◆ Set problem
Reproduce the data exactly and drop any pictures it holds.

Collected data entries
** START **

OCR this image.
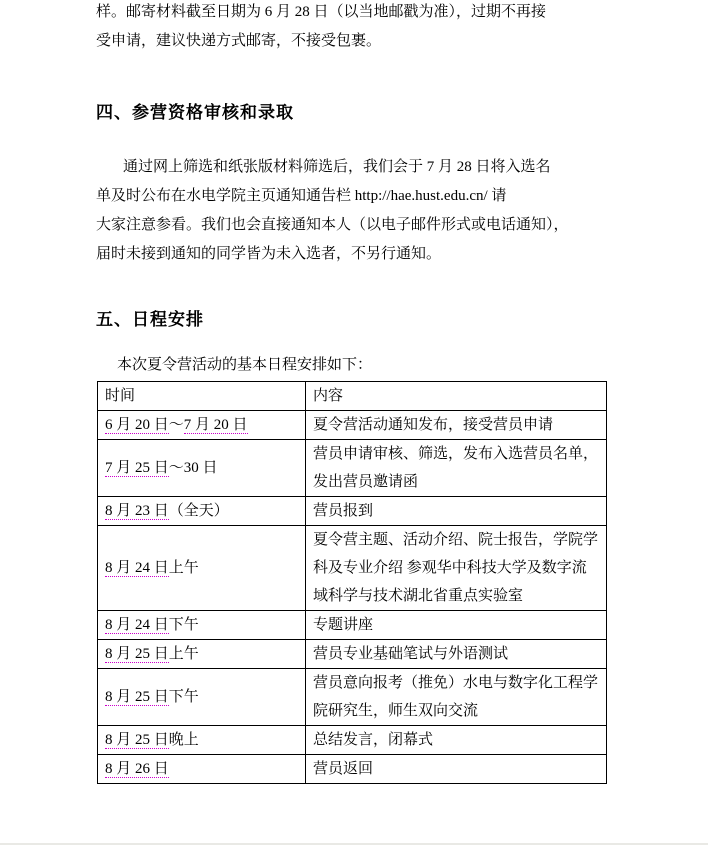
样。邮寄材料截至日期为 6 月 28 日（以当地邮戳为准），过期不再接
受申请，建议快递方式邮寄，不接受包裹。
四、参营资格审核和录取
通过网上筛选和纸张版材料筛选后，我们会于 7 月 28 日将入选名
单及时公布在水电学院主页通知通告栏 http://hae.hust.edu.cn/ 请
大家注意参看。我们也会直接通知本人（以电子邮件形式或电话通知），
届时未接到通知的同学皆为未入选者，不另行通知。
五、日程安排
本次夏令营活动的基本日程安排如下：
时间	内容
6 月 20 日～7 月 20 日	夏令营活动通知发布，接受营员申请
7 月 25 日～30 日	营员申请审核、筛选，发布入选营员名单，发出营员邀请函
8 月 23 日（全天）	营员报到
8 月 24 日上午	夏令营主题、活动介绍、院士报告，学院学科及专业介绍 参观华中科技大学及数字流域科学与技术湖北省重点实验室
8 月 24 日下午	专题讲座
8 月 25 日上午	营员专业基础笔试与外语测试
8 月 25 日下午	营员意向报考（推免）水电与数字化工程学院研究生，师生双向交流
8 月 25 日晚上	总结发言，闭幕式
8 月 26 日	营员返回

** END **

◆ Answer below
OCR this image.
样。邮寄材料截至日期为 6 月 28 日（以当地邮戳为准），过期不再接
受申请，建议快递方式邮寄，不接受包裹。
四、参营资格审核和录取
通过网上筛选和纸张版材料筛选后，我们会于 7 月 28 日将入选名
单及时公布在水电学院主页通知通告栏 http://hae.hust.edu.cn/ 请
大家注意参看。我们也会直接通知本人（以电子邮件形式或电话通知），
届时未接到通知的同学皆为未入选者，不另行通知。
五、日程安排
本次夏令营活动的基本日程安排如下：
时间	内容
6 月 20 日～7 月 20 日	夏令营活动通知发布，接受营员申请
7 月 25 日～30 日	营员申请审核、筛选，发布入选营员名单，发出营员邀请函
8 月 23 日（全天）	营员报到
8 月 24 日上午	夏令营主题、活动介绍、院士报告，学院学科及专业介绍 参观华中科技大学及数字流域科学与技术湖北省重点实验室
8 月 24 日下午	专题讲座
8 月 25 日上午	营员专业基础笔试与外语测试
8 月 25 日下午	营员意向报考（推免）水电与数字化工程学院研究生，师生双向交流
8 月 25 日晚上	总结发言，闭幕式
8 月 26 日	营员返回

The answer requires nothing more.